EXERCISE TASK: Retype each record below word for word. Leave the pictures out.

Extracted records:
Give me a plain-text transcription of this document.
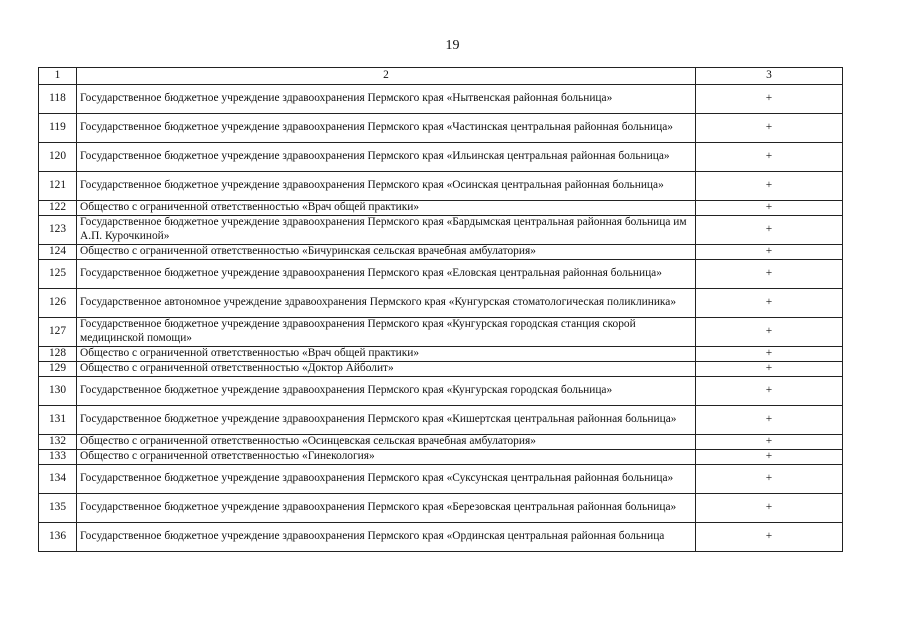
19
1	2	3
118	Государственное бюджетное учреждение здравоохранения Пермского края «Нытвенская районная больница»	+
119	Государственное бюджетное учреждение здравоохранения Пермского края «Частинская центральная районная больница»	+
120	Государственное бюджетное учреждение здравоохранения Пермского края «Ильинская центральная районная больница»	+
121	Государственное бюджетное учреждение здравоохранения Пермского края «Осинская центральная районная больница»	+
122	Общество с ограниченной ответственностью «Врач общей практики»	+
123	Государственное бюджетное учреждение здравоохранения Пермского края «Бардымская центральная районная больница им А.П. Курочкиной»	+
124	Общество с ограниченной ответственностью «Бичуринская сельская врачебная амбулатория»	+
125	Государственное бюджетное учреждение здравоохранения Пермского края «Еловская центральная районная больница»	+
126	Государственное автономное учреждение здравоохранения Пермского края «Кунгурская стоматологическая поликлиника»	+
127	Государственное бюджетное учреждение здравоохранения Пермского края «Кунгурская городская станция скорой медицинской помощи»	+
128	Общество с ограниченной ответственностью «Врач общей практики»	+
129	Общество с ограниченной ответственностью «Доктор Айболит»	+
130	Государственное бюджетное учреждение здравоохранения Пермского края «Кунгурская городская больница»	+
131	Государственное бюджетное учреждение здравоохранения Пермского края «Кишертская центральная районная больница»	+
132	Общество с ограниченной ответственностью «Осинцевская сельская врачебная амбулатория»	+
133	Общество с ограниченной ответственностью «Гинекология»	+
134	Государственное бюджетное учреждение здравоохранения Пермского края «Суксунская центральная районная больница»	+
135	Государственное бюджетное учреждение здравоохранения Пермского края «Березовская центральная районная больница»	+
136	Государственное бюджетное учреждение здравоохранения Пермского края «Ординская центральная районная больница	+
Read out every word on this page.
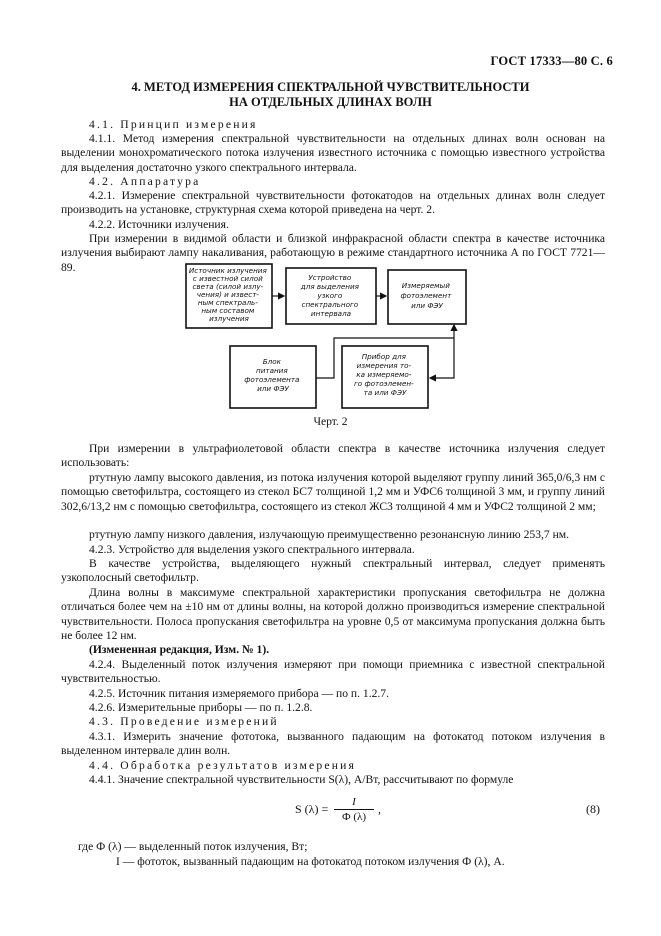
ГОСТ 17333—80 С. 6
4. МЕТОД ИЗМЕРЕНИЯ СПЕКТРАЛЬНОЙ ЧУВСТВИТЕЛЬНОСТИ
НА ОТДЕЛЬНЫХ ДЛИНАХ ВОЛН
4.1. Принцип измерения
4.1.1. Метод измерения спектральной чувствительности на отдельных длинах волн основан на выделении монохроматического потока излучения известного источника с помощью известного устройства для выделения достаточно узкого спектрального интервала.
4.2. Аппаратура
4.2.1. Измерение спектральной чувствительности фотокатодов на отдельных длинах волн следует производить на установке, структурная схема которой приведена на черт. 2.
4.2.2. Источники излучения.
При измерении в видимой области и близкой инфракрасной области спектра в качестве источника излучения выбирают лампу накаливания, работающую в режиме стандартного источника А по ГОСТ 7721—89.	Источник излучения с известной силой света (силой излу- чения) и извест- ным спектраль- ным составом излучения
Устройство для выделения узкого спектрального интервала
Измеряемый фотоэлемент или ФЭУ
Блок питания фотоэлемента или ФЭУ
Прибор для измерения то- ка измеряемо- го фотоэлемен- та или ФЭУ
Черт. 2
При измерении в ультрафиолетовой области спектра в качестве источника излучения следует использовать:
ртутную лампу высокого давления, из потока излучения которой выделяют группу линий 365,0/6,3 нм с помощью светофильтра, состоящего из стекол БС7 толщиной 1,2 мм и УФС6 толщиной 3 мм, и группу линий 302,6/13,2 нм с помощью светофильтра, состоящего из стекол ЖС3 толщиной 4 мм и УФС2 толщиной 2 мм;
ртутную лампу низкого давления, излучающую преимущественно резонансную линию 253,7 нм.
4.2.3. Устройство для выделения узкого спектрального интервала.
В качестве устройства, выделяющего нужный спектральный интервал, следует применять узкополосный светофильтр.
Длина волны в максимуме спектральной характеристики пропускания светофильтра не должна отличаться более чем на ±10 нм от длины волны, на которой должно производиться измерение спектральной чувствительности. Полоса пропускания светофильтра на уровне 0,5 от максимума пропускания должна быть не более 12 нм.
(Измененная редакция, Изм. № 1).
4.2.4. Выделенный поток излучения измеряют при помощи приемника с известной спектральной чувствительностью.
4.2.5. Источник питания измеряемого прибора — по п. 1.2.7.
4.2.6. Измерительные приборы — по п. 1.2.8.
4.3. Проведение измерений
4.3.1. Измерить значение фототока, вызванного падающим на фотокатод потоком излучения в выделенном интервале длин волн.
4.4. Обработка результатов измерения
4.4.1. Значение спектральной чувствительности S(λ), А/Вт, рассчитывают по формуле
S (λ) =	I
Ф (λ)
,	(8)
где Ф (λ) — выделенный поток излучения, Вт;
I — фототок, вызванный падающим на фотокатод потоком излучения Ф (λ), А.
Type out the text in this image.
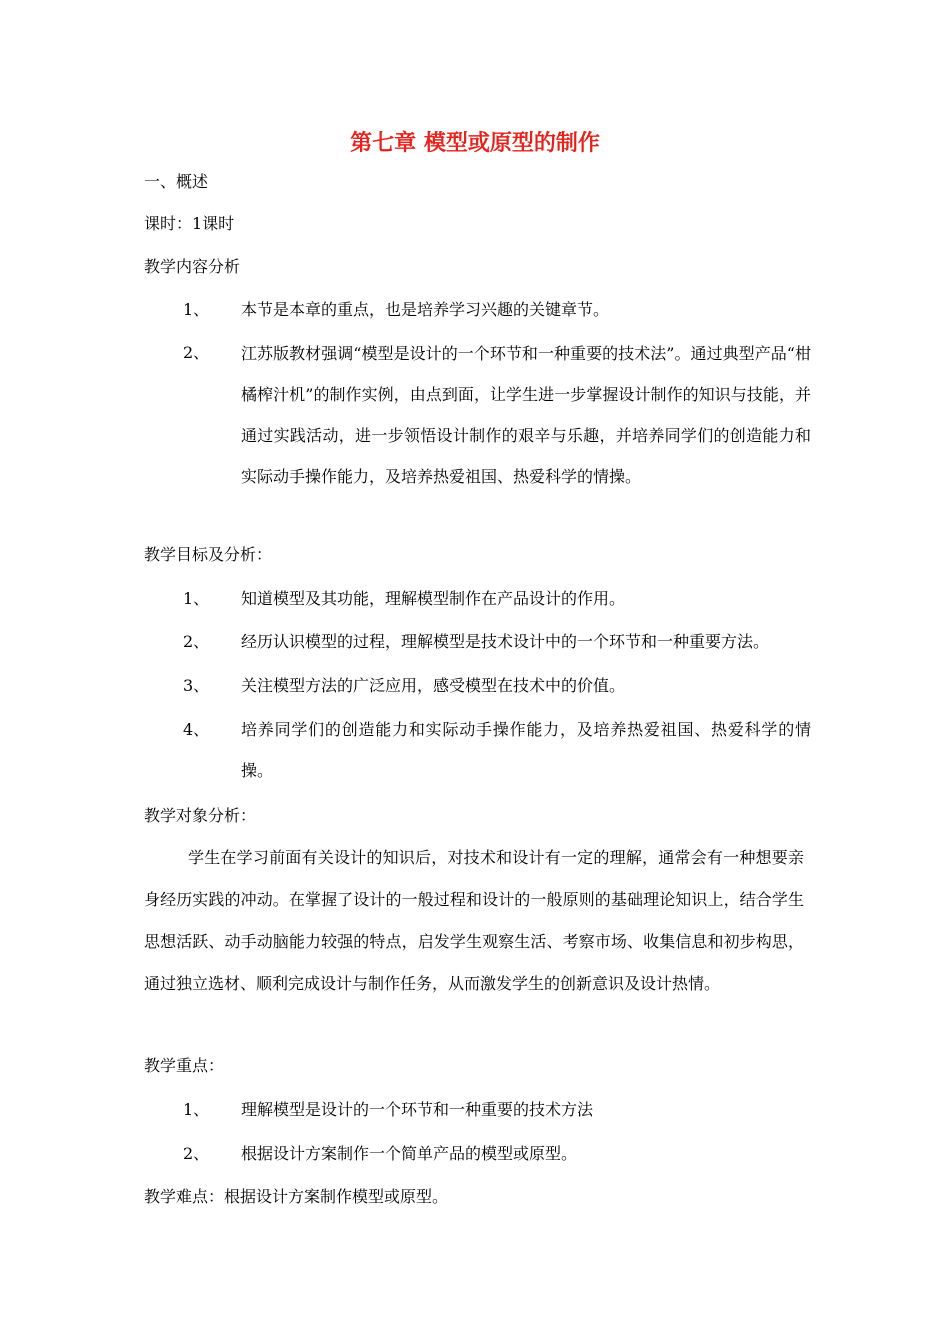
第七章 模型或原型的制作
一、概述
课时：1课时
教学内容分析
1、 本节是本章的重点，也是培养学习兴趣的关键章节。
2、 江苏版教材强调“模型是设计的一个环节和一种重要的技术法”。通过典型产品“柑橘榨汁机”的制作实例，由点到面，让学生进一步掌握设计制作的知识与技能，并通过实践活动，进一步领悟设计制作的艰辛与乐趣，并培养同学们的创造能力和实际动手操作能力，及培养热爱祖国、热爱科学的情操。
教学目标及分析：
1、 知道模型及其功能，理解模型制作在产品设计的作用。
2、 经历认识模型的过程，理解模型是技术设计中的一个环节和一种重要方法。
3、 关注模型方法的广泛应用，感受模型在技术中的价值。
4、 培养同学们的创造能力和实际动手操作能力，及培养热爱祖国、热爱科学的情操。
教学对象分析：
学生在学习前面有关设计的知识后，对技术和设计有一定的理解，通常会有一种想要亲身经历实践的冲动。在掌握了设计的一般过程和设计的一般原则的基础理论知识上，结合学生思想活跃、动手动脑能力较强的特点，启发学生观察生活、考察市场、收集信息和初步构思，通过独立选材、顺利完成设计与制作任务，从而激发学生的创新意识及设计热情。
教学重点：
1、 理解模型是设计的一个环节和一种重要的技术方法
2、 根据设计方案制作一个简单产品的模型或原型。
教学难点：根据设计方案制作模型或原型。
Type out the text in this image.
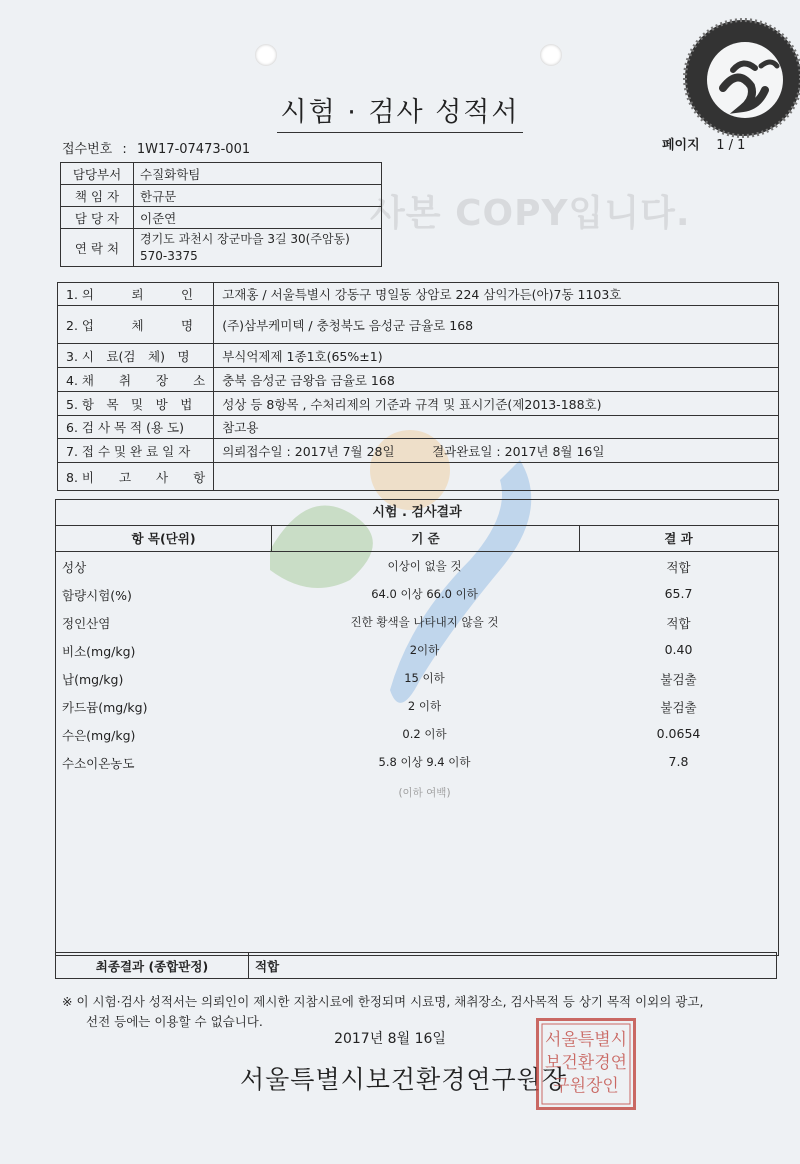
사본 COPY입니다.
시험 · 검사 성적서
접수번호 : 1W17-07473-001	페이지 1 / 1
담당부서	수질화학팀
책 임 자	한규문
담 당 자	이준연
연 락 처	경기도 과천시 장군마을 3길 30(주암동)
570-3375
1. 의　　　뢰　　　인	고재홍 / 서울특별시 강동구 명일동 상암로 224 삼익가든(아)7동 1103호
2. 업　　　체　　　명	(주)삼부케미텍 / 충청북도 음성군 금율로 168
3. 시　료(검　체)　명	부식억제제 1종1호(65%±1)
4. 채　　취　　장　　소	충북 음성군 금왕읍 금율로 168
5. 항　목　및　방　법	성상 등 8항목 , 수처리제의 기준과 규격 및 표시기준(제2013-188호)
6. 검 사 목 적 (용 도)	참고용
7. 접 수 및 완 료 일 자	의뢰접수일 : 2017년 7월 28일　　　결과완료일 : 2017년 8월 16일
8. 비　　고　　사　　항	
시험 . 검사결과
항 목(단위)	기 준	결 과
성상	이상이 없을 것	적합
함량시험(%)	64.0 이상 66.0 이하	65.7
정인산염	진한 황색을 나타내지 않을 것	적합
비소(mg/kg)	2이하	0.40
납(mg/kg)	15 이하	불검출
카드뮴(mg/kg)	2 이하	불검출
수은(mg/kg)	0.2 이하	0.0654
수소이온농도	5.8 이상 9.4 이하	7.8
(이하 여백)
최종결과 (종합판정)	적합
※ 이 시험·검사 성적서는 의뢰인이 제시한 지참시료에 한정되며 시료명, 채취장소, 검사목적 등 상기 목적 이외의 광고,
선전 등에는 이용할 수 없습니다.
2017년 8월 16일
서울특별시보건환경연구원장
서울특별시
보건환경연
구원장인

COMPLETED TASK:
Give me a plain-text transcription of this document.
19
1	2	3
118	Государственное бюджетное учреждение здравоохранения Пермского края «Нытвенская районная больница»	+
119	Государственное бюджетное учреждение здравоохранения Пермского края «Частинская центральная районная больница»	+
120	Государственное бюджетное учреждение здравоохранения Пермского края «Ильинская центральная районная больница»	+
121	Государственное бюджетное учреждение здравоохранения Пермского края «Осинская центральная районная больница»	+
122	Общество с ограниченной ответственностью «Врач общей практики»	+
123	Государственное бюджетное учреждение здравоохранения Пермского края «Бардымская центральная районная больница им А.П. Курочкиной»	+
124	Общество с ограниченной ответственностью «Бичуринская сельская врачебная амбулатория»	+
125	Государственное бюджетное учреждение здравоохранения Пермского края «Еловская центральная районная больница»	+
126	Государственное автономное учреждение здравоохранения Пермского края «Кунгурская стоматологическая поликлиника»	+
127	Государственное бюджетное учреждение здравоохранения Пермского края «Кунгурская городская станция скорой медицинской помощи»	+
128	Общество с ограниченной ответственностью «Врач общей практики»	+
129	Общество с ограниченной ответственностью «Доктор Айболит»	+
130	Государственное бюджетное учреждение здравоохранения Пермского края «Кунгурская городская больница»	+
131	Государственное бюджетное учреждение здравоохранения Пермского края «Кишертская центральная районная больница»	+
132	Общество с ограниченной ответственностью «Осинцевская сельская врачебная амбулатория»	+
133	Общество с ограниченной ответственностью «Гинекология»	+
134	Государственное бюджетное учреждение здравоохранения Пермского края «Суксунская центральная районная больница»	+
135	Государственное бюджетное учреждение здравоохранения Пермского края «Березовская центральная районная больница»	+
136	Государственное бюджетное учреждение здравоохранения Пермского края «Ординская центральная районная больница	+
Read out every word on this page.
ГОСТ 17333—80 С. 6
4. МЕТОД ИЗМЕРЕНИЯ СПЕКТРАЛЬНОЙ ЧУВСТВИТЕЛЬНОСТИ
НА ОТДЕЛЬНЫХ ДЛИНАХ ВОЛН
4.1. Принцип измерения
4.1.1. Метод измерения спектральной чувствительности на отдельных длинах волн основан на выделении монохроматического потока излучения известного источника с помощью известного устройства для выделения достаточно узкого спектрального интервала.
4.2. Аппаратура
4.2.1. Измерение спектральной чувствительности фотокатодов на отдельных длинах волн следует производить на установке, структурная схема которой приведена на черт. 2.
4.2.2. Источники излучения.
При измерении в видимой области и близкой инфракрасной области спектра в качестве источника излучения выбирают лампу накаливания, работающую в режиме стандартного источника А по ГОСТ 7721—89.	Источник излучения с известной силой света (силой излу- чения) и извест- ным спектраль- ным составом излучения
Устройство для выделения узкого спектрального интервала
Измеряемый фотоэлемент или ФЭУ
Блок питания фотоэлемента или ФЭУ
Прибор для измерения то- ка измеряемо- го фотоэлемен- та или ФЭУ
Черт. 2
При измерении в ультрафиолетовой области спектра в качестве источника излучения следует использовать:
ртутную лампу высокого давления, из потока излучения которой выделяют группу линий 365,0/6,3 нм с помощью светофильтра, состоящего из стекол БС7 толщиной 1,2 мм и УФС6 толщиной 3 мм, и группу линий 302,6/13,2 нм с помощью светофильтра, состоящего из стекол ЖС3 толщиной 4 мм и УФС2 толщиной 2 мм;
ртутную лампу низкого давления, излучающую преимущественно резонансную линию 253,7 нм.
4.2.3. Устройство для выделения узкого спектрального интервала.
В качестве устройства, выделяющего нужный спектральный интервал, следует применять узкополосный светофильтр.
Длина волны в максимуме спектральной характеристики пропускания светофильтра не должна отличаться более чем на ±10 нм от длины волны, на которой должно производиться измерение спектральной чувствительности. Полоса пропускания светофильтра на уровне 0,5 от максимума пропускания должна быть не более 12 нм.
(Измененная редакция, Изм. № 1).
4.2.4. Выделенный поток излучения измеряют при помощи приемника с известной спектральной чувствительностью.
4.2.5. Источник питания измеряемого прибора — по п. 1.2.7.
4.2.6. Измерительные приборы — по п. 1.2.8.
4.3. Проведение измерений
4.3.1. Измерить значение фототока, вызванного падающим на фотокатод потоком излучения в выделенном интервале длин волн.
4.4. Обработка результатов измерения
4.4.1. Значение спектральной чувствительности S(λ), А/Вт, рассчитывают по формуле
S (λ) =	I
Ф (λ)
,	(8)
где Ф (λ) — выделенный поток излучения, Вт;
I — фототок, вызванный падающим на фотокатод потоком излучения Ф (λ), А.
Type out the text in this image.
第七章 模型或原型的制作
一、概述
课时：1课时
教学内容分析
1、 本节是本章的重点，也是培养学习兴趣的关键章节。
2、 江苏版教材强调“模型是设计的一个环节和一种重要的技术法”。通过典型产品“柑橘榨汁机”的制作实例，由点到面，让学生进一步掌握设计制作的知识与技能，并通过实践活动，进一步领悟设计制作的艰辛与乐趣，并培养同学们的创造能力和实际动手操作能力，及培养热爱祖国、热爱科学的情操。
教学目标及分析：
1、 知道模型及其功能，理解模型制作在产品设计的作用。
2、 经历认识模型的过程，理解模型是技术设计中的一个环节和一种重要方法。
3、 关注模型方法的广泛应用，感受模型在技术中的价值。
4、 培养同学们的创造能力和实际动手操作能力，及培养热爱祖国、热爱科学的情操。
教学对象分析：
学生在学习前面有关设计的知识后，对技术和设计有一定的理解，通常会有一种想要亲身经历实践的冲动。在掌握了设计的一般过程和设计的一般原则的基础理论知识上，结合学生思想活跃、动手动脑能力较强的特点，启发学生观察生活、考察市场、收集信息和初步构思，通过独立选材、顺利完成设计与制作任务，从而激发学生的创新意识及设计热情。
教学重点：
1、 理解模型是设计的一个环节和一种重要的技术方法
2、 根据设计方案制作一个简单产品的模型或原型。
教学难点：根据设计方案制作模型或原型。
Type out the text in this image.
사본 COPY입니다.
시험 · 검사 성적서
접수번호 : 1W17-07473-001	페이지 1 / 1
담당부서	수질화학팀
책 임 자	한규문
담 당 자	이준연
연 락 처	경기도 과천시 장군마을 3길 30(주암동)
570-3375
1. 의　　　뢰　　　인	고재홍 / 서울특별시 강동구 명일동 상암로 224 삼익가든(아)7동 1103호
2. 업　　　체　　　명	(주)삼부케미텍 / 충청북도 음성군 금율로 168
3. 시　료(검　체)　명	부식억제제 1종1호(65%±1)
4. 채　　취　　장　　소	충북 음성군 금왕읍 금율로 168
5. 항　목　및　방　법	성상 등 8항목 , 수처리제의 기준과 규격 및 표시기준(제2013-188호)
6. 검 사 목 적 (용 도)	참고용
7. 접 수 및 완 료 일 자	의뢰접수일 : 2017년 7월 28일　　　결과완료일 : 2017년 8월 16일
8. 비　　고　　사　　항	
시험 . 검사결과
항 목(단위)	기 준	결 과
성상	이상이 없을 것	적합
함량시험(%)	64.0 이상 66.0 이하	65.7
정인산염	진한 황색을 나타내지 않을 것	적합
비소(mg/kg)	2이하	0.40
납(mg/kg)	15 이하	불검출
카드뮴(mg/kg)	2 이하	불검출
수은(mg/kg)	0.2 이하	0.0654
수소이온농도	5.8 이상 9.4 이하	7.8
(이하 여백)
최종결과 (종합판정)	적합
※ 이 시험·검사 성적서는 의뢰인이 제시한 지참시료에 한정되며 시료명, 채취장소, 검사목적 등 상기 목적 이외의 광고,
선전 등에는 이용할 수 없습니다.
2017년 8월 16일
서울특별시보건환경연구원장
서울특별시
보건환경연
구원장인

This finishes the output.